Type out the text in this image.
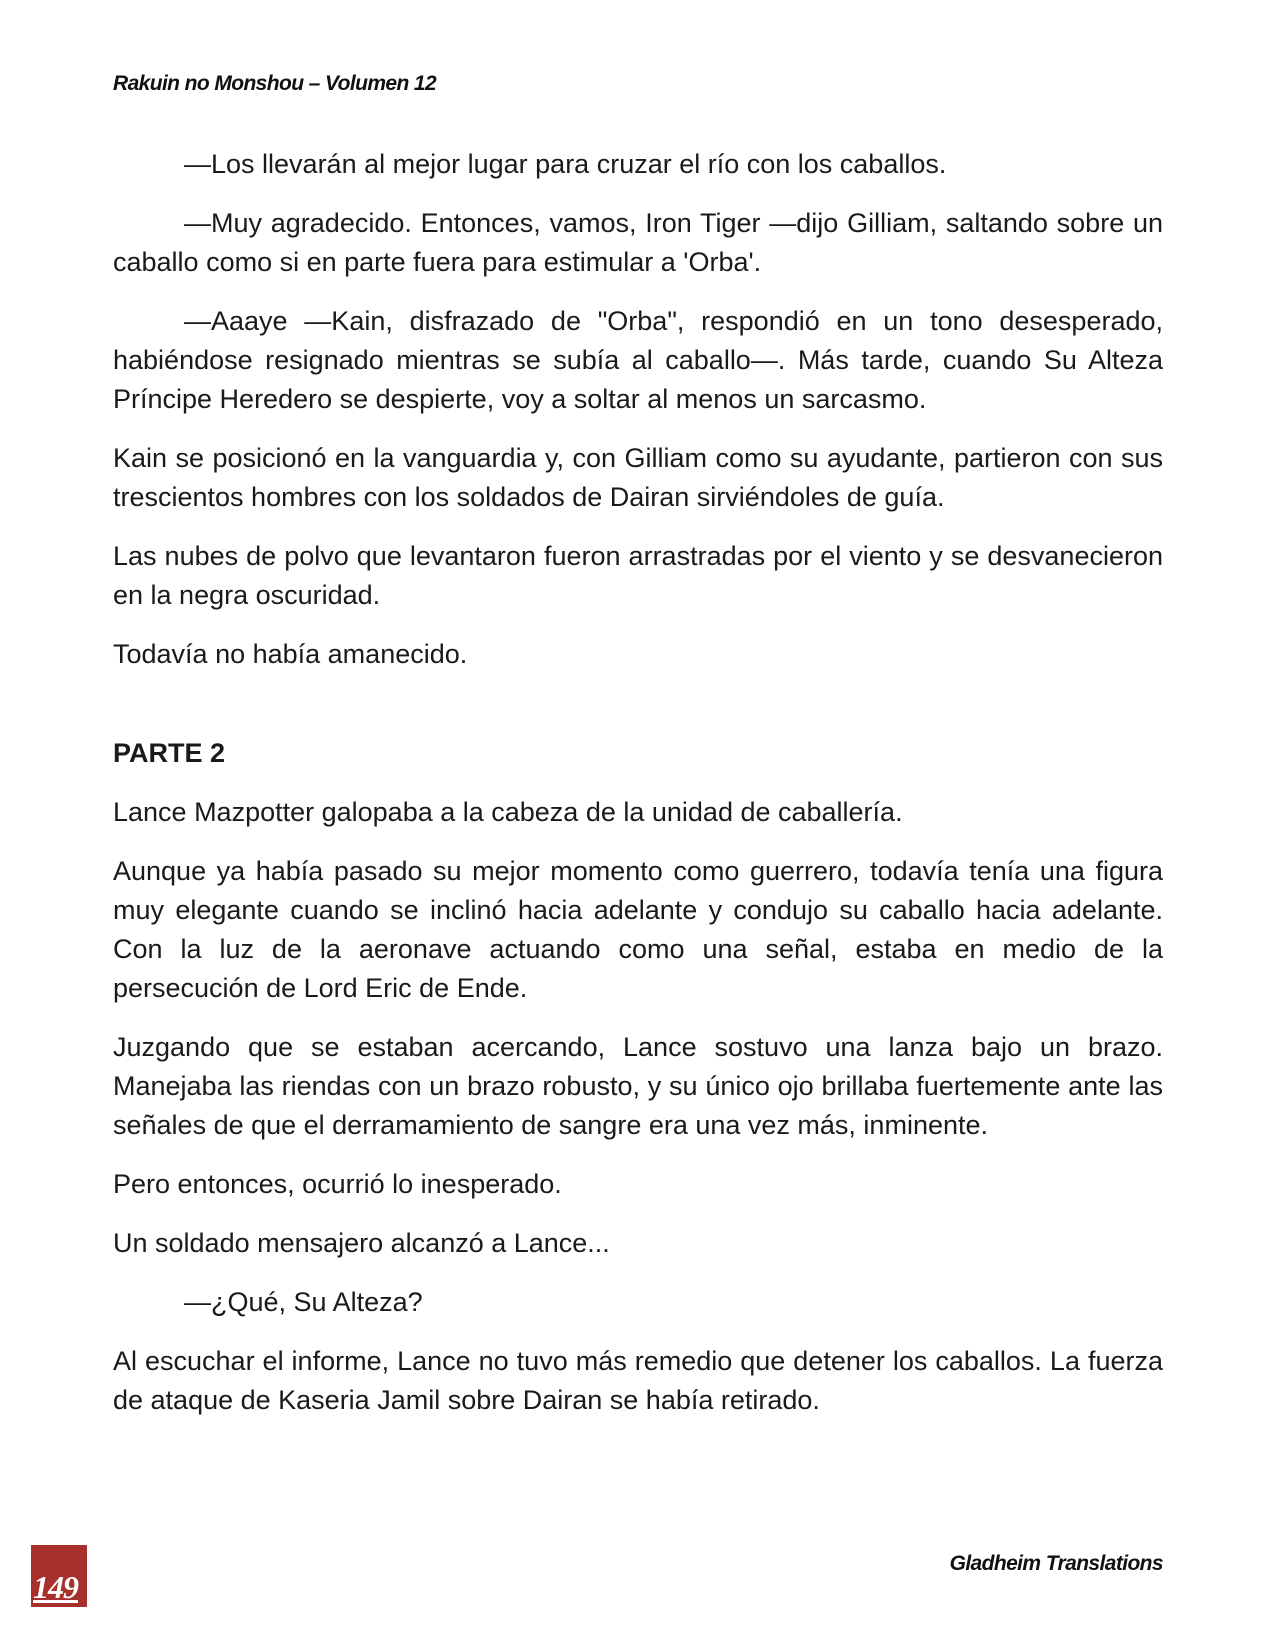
Rakuin no Monshou – Volumen 12

—Los llevarán al mejor lugar para cruzar el río con los caballos.

—Muy agradecido. Entonces, vamos, Iron Tiger —dijo Gilliam, saltando sobre un caballo como si en parte fuera para estimular a 'Orba'.

—Aaaye —Kain, disfrazado de "Orba", respondió en un tono desesperado, habiéndose resignado mientras se subía al caballo—. Más tarde, cuando Su Alteza Príncipe Heredero se despierte, voy a soltar al menos un sarcasmo.

Kain se posicionó en la vanguardia y, con Gilliam como su ayudante, partieron con sus trescientos hombres con los soldados de Dairan sirviéndoles de guía.

Las nubes de polvo que levantaron fueron arrastradas por el viento y se desvanecieron en la negra oscuridad.

Todavía no había amanecido.

PARTE 2

Lance Mazpotter galopaba a la cabeza de la unidad de caballería.

Aunque ya había pasado su mejor momento como guerrero, todavía tenía una figura muy elegante cuando se inclinó hacia adelante y condujo su caballo hacia adelante. Con la luz de la aeronave actuando como una señal, estaba en medio de la persecución de Lord Eric de Ende.

Juzgando que se estaban acercando, Lance sostuvo una lanza bajo un brazo. Manejaba las riendas con un brazo robusto, y su único ojo brillaba fuertemente ante las señales de que el derramamiento de sangre era una vez más, inminente.

Pero entonces, ocurrió lo inesperado.

Un soldado mensajero alcanzó a Lance...

—¿Qué, Su Alteza?

Al escuchar el informe, Lance no tuvo más remedio que detener los caballos. La fuerza de ataque de Kaseria Jamil sobre Dairan se había retirado.

149
Gladheim Translations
-*-*-
**What to produce:** Make an exact copy of every entry above, minus the images.

**The answer:**
Type out the text in this image.
Rakuin no Monshou – Volumen 12

—Los llevarán al mejor lugar para cruzar el río con los caballos.

—Muy agradecido. Entonces, vamos, Iron Tiger —dijo Gilliam, saltando sobre un caballo como si en parte fuera para estimular a 'Orba'.

—Aaaye —Kain, disfrazado de "Orba", respondió en un tono desesperado, habiéndose resignado mientras se subía al caballo—. Más tarde, cuando Su Alteza Príncipe Heredero se despierte, voy a soltar al menos un sarcasmo.

Kain se posicionó en la vanguardia y, con Gilliam como su ayudante, partieron con sus trescientos hombres con los soldados de Dairan sirviéndoles de guía.

Las nubes de polvo que levantaron fueron arrastradas por el viento y se desvanecieron en la negra oscuridad.

Todavía no había amanecido.

PARTE 2

Lance Mazpotter galopaba a la cabeza de la unidad de caballería.

Aunque ya había pasado su mejor momento como guerrero, todavía tenía una figura muy elegante cuando se inclinó hacia adelante y condujo su caballo hacia adelante. Con la luz de la aeronave actuando como una señal, estaba en medio de la persecución de Lord Eric de Ende.

Juzgando que se estaban acercando, Lance sostuvo una lanza bajo un brazo. Manejaba las riendas con un brazo robusto, y su único ojo brillaba fuertemente ante las señales de que el derramamiento de sangre era una vez más, inminente.

Pero entonces, ocurrió lo inesperado.

Un soldado mensajero alcanzó a Lance...

—¿Qué, Su Alteza?

Al escuchar el informe, Lance no tuvo más remedio que detener los caballos. La fuerza de ataque de Kaseria Jamil sobre Dairan se había retirado.

149
Gladheim Translations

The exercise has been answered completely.